● **SOAL**: Ganti "Croatia" dengan "Kroasia" di bagian yang diawali baris berisi "finalists-list-left-column xyxy=(14,94,227,906)" dan diakhiri baris berisi "finalist-list-item: 2. Alexander", lalu tuliskan kembali bagian itu tanpa perubahan lain.
---------- DATA YANG DIBERIKAN
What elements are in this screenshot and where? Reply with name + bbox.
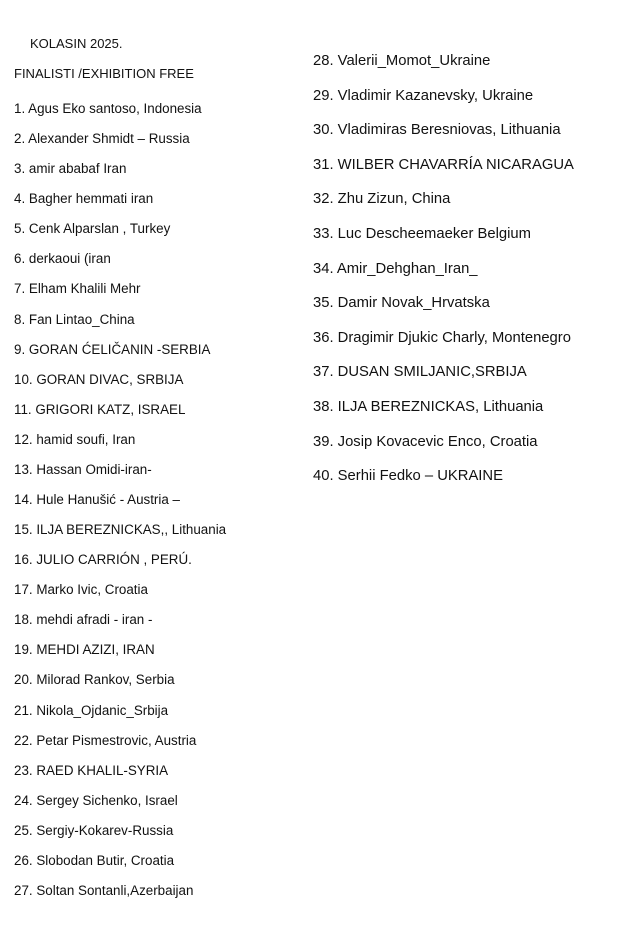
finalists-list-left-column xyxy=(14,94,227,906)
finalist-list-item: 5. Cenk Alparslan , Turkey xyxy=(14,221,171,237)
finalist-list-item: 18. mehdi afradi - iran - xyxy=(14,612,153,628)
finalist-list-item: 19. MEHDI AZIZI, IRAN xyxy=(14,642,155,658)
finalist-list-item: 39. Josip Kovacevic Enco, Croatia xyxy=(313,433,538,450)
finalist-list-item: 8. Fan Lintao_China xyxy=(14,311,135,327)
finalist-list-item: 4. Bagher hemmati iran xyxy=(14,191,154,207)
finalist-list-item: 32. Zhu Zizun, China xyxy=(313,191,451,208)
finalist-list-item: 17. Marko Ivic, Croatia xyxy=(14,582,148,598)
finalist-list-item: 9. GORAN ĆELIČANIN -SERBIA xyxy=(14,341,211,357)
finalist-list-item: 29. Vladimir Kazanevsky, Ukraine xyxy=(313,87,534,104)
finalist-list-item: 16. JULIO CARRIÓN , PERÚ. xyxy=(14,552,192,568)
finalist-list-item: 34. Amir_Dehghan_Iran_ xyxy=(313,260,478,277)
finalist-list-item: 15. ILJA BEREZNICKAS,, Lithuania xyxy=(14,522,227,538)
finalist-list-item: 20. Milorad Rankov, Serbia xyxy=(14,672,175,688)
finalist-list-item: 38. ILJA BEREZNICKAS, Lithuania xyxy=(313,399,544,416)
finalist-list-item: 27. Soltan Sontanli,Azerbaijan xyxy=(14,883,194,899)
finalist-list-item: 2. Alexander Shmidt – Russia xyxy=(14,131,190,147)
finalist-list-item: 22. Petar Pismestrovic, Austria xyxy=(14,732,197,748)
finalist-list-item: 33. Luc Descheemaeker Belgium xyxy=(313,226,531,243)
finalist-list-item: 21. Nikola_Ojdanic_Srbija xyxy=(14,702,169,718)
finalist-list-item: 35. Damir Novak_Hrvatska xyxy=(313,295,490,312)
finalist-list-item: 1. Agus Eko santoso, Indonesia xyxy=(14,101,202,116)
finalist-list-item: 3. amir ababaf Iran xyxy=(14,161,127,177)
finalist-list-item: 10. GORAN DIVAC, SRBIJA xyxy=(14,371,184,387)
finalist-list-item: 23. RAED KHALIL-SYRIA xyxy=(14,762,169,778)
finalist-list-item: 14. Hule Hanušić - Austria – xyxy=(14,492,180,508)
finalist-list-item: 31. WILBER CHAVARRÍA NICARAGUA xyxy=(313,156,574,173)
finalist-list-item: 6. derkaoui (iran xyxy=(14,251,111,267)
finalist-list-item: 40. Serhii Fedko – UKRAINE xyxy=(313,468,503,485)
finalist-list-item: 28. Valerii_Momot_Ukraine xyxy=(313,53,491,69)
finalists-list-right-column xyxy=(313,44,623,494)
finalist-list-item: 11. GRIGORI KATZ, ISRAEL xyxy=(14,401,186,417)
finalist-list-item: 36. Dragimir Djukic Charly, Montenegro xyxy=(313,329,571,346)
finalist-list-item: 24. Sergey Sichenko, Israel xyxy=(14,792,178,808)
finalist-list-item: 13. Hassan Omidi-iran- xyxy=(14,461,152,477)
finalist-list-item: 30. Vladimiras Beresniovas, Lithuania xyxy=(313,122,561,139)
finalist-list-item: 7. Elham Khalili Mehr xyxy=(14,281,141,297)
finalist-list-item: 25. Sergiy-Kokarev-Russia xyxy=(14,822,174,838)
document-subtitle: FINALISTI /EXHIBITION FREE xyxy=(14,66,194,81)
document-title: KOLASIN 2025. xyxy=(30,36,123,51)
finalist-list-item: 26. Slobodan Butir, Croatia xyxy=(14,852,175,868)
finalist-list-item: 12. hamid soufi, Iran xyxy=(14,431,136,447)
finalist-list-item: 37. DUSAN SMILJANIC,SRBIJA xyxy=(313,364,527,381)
--------------------
---------- DATA YANG DIBERIKAN
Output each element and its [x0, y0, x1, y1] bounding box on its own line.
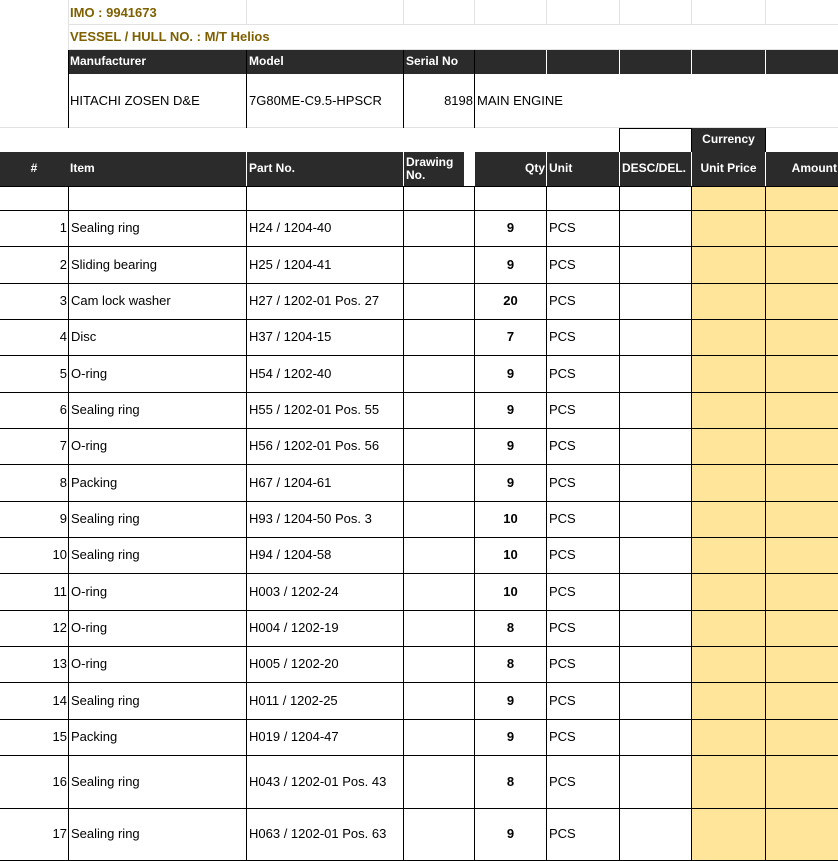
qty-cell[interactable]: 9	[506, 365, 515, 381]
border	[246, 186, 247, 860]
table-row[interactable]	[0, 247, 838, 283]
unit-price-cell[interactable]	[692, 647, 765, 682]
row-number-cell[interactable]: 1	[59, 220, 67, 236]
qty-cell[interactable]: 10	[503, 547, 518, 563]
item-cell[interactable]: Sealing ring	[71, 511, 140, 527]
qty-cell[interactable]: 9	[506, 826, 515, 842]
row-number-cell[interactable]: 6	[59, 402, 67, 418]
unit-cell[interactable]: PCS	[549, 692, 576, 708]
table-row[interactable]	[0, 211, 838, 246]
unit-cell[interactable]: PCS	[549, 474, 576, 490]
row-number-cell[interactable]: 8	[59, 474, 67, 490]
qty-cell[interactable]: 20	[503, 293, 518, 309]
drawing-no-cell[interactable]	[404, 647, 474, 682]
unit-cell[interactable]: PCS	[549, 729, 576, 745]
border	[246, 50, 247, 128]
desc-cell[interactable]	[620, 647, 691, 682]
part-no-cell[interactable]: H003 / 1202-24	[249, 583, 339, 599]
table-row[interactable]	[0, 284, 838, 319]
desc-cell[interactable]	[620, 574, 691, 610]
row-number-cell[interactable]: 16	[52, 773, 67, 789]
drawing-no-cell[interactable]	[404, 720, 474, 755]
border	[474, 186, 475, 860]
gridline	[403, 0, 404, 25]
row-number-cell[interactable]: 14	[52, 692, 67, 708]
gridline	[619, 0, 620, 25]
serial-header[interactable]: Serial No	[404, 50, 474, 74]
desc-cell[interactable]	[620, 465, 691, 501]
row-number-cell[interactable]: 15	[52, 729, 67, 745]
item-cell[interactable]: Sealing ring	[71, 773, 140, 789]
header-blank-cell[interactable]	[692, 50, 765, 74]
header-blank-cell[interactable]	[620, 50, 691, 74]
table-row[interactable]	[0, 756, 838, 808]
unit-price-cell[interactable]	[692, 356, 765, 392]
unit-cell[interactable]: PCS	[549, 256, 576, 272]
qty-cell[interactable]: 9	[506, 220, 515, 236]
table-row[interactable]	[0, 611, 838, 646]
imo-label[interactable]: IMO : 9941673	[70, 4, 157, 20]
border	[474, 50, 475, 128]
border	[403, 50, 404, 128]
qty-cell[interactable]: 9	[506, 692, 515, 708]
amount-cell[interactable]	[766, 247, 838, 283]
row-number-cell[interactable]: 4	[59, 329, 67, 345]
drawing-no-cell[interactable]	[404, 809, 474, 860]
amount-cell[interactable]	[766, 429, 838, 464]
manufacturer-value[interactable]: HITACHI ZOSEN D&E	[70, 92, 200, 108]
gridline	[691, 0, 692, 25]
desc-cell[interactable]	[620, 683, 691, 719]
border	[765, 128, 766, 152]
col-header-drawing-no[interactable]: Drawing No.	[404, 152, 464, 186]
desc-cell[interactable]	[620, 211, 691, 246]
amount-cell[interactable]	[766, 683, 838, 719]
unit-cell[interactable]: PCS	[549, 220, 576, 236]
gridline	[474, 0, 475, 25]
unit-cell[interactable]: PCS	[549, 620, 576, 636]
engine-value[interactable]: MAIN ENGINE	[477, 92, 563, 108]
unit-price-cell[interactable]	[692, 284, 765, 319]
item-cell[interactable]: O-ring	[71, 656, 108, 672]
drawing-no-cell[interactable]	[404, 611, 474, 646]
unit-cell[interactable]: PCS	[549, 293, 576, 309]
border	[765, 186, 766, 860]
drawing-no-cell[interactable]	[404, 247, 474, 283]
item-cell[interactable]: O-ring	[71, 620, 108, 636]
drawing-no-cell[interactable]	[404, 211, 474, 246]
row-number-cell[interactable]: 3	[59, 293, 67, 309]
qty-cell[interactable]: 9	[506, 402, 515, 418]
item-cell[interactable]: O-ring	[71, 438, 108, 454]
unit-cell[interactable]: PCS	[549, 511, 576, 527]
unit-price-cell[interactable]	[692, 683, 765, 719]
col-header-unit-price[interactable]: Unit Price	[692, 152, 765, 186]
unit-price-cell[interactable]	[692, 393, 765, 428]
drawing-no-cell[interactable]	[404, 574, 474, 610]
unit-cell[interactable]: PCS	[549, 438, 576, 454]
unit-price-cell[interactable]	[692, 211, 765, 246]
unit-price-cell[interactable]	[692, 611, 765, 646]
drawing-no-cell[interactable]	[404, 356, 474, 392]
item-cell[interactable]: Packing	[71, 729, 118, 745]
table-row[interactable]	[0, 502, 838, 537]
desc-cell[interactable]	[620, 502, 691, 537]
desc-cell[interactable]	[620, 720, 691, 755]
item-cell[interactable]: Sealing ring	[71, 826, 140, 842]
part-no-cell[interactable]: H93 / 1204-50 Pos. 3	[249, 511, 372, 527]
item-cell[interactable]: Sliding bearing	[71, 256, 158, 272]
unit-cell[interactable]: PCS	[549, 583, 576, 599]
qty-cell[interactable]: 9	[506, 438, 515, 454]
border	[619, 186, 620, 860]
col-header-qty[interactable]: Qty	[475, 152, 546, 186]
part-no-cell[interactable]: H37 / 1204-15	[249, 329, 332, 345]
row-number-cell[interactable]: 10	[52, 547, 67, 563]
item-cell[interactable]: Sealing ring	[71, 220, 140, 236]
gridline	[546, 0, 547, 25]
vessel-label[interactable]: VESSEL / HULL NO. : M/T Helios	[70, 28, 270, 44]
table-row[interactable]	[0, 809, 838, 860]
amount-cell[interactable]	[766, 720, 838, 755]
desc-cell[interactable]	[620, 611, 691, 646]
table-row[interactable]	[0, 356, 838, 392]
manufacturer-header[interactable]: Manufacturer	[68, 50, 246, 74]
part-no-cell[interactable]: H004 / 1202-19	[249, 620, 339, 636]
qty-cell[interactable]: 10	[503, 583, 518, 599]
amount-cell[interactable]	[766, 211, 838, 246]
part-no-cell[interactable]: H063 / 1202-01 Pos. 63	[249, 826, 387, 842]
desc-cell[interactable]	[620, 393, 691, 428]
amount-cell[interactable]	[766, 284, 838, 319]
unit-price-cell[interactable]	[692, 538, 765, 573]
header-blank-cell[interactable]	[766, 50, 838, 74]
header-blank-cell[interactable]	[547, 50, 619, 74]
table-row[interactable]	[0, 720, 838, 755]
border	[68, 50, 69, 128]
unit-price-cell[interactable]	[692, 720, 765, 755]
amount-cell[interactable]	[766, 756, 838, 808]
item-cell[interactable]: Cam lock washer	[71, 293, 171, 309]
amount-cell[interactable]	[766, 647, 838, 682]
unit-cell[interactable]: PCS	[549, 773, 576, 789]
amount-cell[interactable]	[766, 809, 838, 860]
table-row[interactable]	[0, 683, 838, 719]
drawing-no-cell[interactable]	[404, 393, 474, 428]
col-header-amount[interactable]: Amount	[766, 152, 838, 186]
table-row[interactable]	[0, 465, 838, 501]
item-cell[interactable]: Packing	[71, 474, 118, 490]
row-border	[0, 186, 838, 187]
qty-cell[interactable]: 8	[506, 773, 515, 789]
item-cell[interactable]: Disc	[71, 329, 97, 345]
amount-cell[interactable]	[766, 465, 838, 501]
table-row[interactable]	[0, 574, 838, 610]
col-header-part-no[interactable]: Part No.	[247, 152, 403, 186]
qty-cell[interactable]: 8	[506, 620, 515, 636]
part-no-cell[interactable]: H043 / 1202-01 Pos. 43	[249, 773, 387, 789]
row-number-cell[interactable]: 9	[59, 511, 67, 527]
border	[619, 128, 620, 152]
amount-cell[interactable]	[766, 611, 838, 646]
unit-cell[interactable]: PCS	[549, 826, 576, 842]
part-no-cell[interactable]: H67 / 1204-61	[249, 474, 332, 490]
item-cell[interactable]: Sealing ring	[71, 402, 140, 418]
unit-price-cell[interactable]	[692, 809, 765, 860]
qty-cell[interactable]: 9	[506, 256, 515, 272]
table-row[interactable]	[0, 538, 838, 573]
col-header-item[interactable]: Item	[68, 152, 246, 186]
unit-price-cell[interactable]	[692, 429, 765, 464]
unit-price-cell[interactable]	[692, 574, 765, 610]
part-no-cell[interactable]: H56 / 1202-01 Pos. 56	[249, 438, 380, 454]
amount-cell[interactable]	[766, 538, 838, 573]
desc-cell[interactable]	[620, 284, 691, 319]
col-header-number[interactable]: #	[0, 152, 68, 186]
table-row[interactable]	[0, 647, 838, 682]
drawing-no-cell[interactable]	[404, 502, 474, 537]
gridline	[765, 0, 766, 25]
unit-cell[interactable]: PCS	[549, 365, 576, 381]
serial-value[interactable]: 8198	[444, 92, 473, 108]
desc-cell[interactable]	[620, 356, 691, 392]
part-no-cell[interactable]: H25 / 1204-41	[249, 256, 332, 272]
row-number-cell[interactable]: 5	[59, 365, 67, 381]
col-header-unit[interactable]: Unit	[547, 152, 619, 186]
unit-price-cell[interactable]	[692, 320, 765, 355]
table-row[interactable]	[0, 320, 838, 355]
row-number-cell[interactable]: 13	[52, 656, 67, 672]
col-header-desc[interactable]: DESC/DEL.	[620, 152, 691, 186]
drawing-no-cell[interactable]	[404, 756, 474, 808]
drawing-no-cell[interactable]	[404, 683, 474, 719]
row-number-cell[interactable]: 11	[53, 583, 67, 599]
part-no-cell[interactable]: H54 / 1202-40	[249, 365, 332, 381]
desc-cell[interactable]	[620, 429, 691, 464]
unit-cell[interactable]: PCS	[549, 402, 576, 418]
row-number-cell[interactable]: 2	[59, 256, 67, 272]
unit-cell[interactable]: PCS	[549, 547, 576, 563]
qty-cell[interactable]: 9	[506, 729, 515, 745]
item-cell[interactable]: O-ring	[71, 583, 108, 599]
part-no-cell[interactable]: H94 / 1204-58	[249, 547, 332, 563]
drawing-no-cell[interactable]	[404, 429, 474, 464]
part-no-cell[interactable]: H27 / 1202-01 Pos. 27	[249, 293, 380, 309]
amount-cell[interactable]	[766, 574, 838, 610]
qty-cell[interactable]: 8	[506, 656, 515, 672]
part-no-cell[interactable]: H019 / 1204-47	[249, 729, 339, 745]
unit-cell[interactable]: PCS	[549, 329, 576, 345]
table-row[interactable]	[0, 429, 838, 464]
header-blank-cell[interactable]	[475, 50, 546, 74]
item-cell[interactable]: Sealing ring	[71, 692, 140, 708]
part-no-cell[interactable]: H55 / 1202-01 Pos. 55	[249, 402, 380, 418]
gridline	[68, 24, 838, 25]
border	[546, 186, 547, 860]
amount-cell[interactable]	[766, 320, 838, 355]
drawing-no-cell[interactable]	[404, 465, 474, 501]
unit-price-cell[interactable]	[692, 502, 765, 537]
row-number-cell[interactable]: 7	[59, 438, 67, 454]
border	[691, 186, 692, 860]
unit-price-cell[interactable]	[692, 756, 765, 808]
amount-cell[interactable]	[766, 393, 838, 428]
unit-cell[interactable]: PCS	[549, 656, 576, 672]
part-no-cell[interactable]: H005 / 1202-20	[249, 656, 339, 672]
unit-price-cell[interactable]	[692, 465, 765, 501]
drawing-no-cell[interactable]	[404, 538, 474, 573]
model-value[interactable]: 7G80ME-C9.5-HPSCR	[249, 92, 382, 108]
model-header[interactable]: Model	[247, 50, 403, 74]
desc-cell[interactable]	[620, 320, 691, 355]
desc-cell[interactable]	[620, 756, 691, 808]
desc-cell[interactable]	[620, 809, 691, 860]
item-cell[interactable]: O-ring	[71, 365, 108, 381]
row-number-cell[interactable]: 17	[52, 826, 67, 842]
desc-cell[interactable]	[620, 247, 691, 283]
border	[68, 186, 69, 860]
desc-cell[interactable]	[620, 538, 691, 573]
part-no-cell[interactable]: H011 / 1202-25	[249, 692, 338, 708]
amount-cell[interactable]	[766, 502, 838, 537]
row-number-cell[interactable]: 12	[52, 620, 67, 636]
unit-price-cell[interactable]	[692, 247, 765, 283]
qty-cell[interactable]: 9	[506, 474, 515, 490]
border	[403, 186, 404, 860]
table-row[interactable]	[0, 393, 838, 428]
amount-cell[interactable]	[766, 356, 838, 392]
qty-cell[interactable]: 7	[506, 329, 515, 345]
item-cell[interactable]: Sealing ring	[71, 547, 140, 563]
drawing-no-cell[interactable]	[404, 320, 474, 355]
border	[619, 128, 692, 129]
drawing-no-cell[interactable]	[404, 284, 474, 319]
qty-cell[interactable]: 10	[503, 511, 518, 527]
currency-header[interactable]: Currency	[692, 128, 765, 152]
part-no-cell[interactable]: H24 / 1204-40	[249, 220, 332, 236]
--------------------
● **HASIL TUGAS INI**:
finalists-list-left-column xyxy=(14,94,227,906)
finalist-list-item: 5. Cenk Alparslan , Turkey xyxy=(14,221,171,237)
finalist-list-item: 18. mehdi afradi - iran - xyxy=(14,612,153,628)
finalist-list-item: 19. MEHDI AZIZI, IRAN xyxy=(14,642,155,658)
finalist-list-item: 39. Josip Kovacevic Enco, Kroasia xyxy=(313,433,538,450)
finalist-list-item: 8. Fan Lintao_China xyxy=(14,311,135,327)
finalist-list-item: 4. Bagher hemmati iran xyxy=(14,191,154,207)
finalist-list-item: 32. Zhu Zizun, China xyxy=(313,191,451,208)
finalist-list-item: 17. Marko Ivic, Kroasia xyxy=(14,582,148,598)
finalist-list-item: 9. GORAN ĆELIČANIN -SERBIA xyxy=(14,341,211,357)
finalist-list-item: 29. Vladimir Kazanevsky, Ukraine xyxy=(313,87,534,104)
finalist-list-item: 16. JULIO CARRIÓN , PERÚ. xyxy=(14,552,192,568)
finalist-list-item: 34. Amir_Dehghan_Iran_ xyxy=(313,260,478,277)
finalist-list-item: 15. ILJA BEREZNICKAS,, Lithuania xyxy=(14,522,227,538)
finalist-list-item: 20. Milorad Rankov, Serbia xyxy=(14,672,175,688)
finalist-list-item: 38. ILJA BEREZNICKAS, Lithuania xyxy=(313,399,544,416)
finalist-list-item: 27. Soltan Sontanli,Azerbaijan xyxy=(14,883,194,899)
finalist-list-item: 2. Alexander Shmidt – Russia xyxy=(14,131,190,147)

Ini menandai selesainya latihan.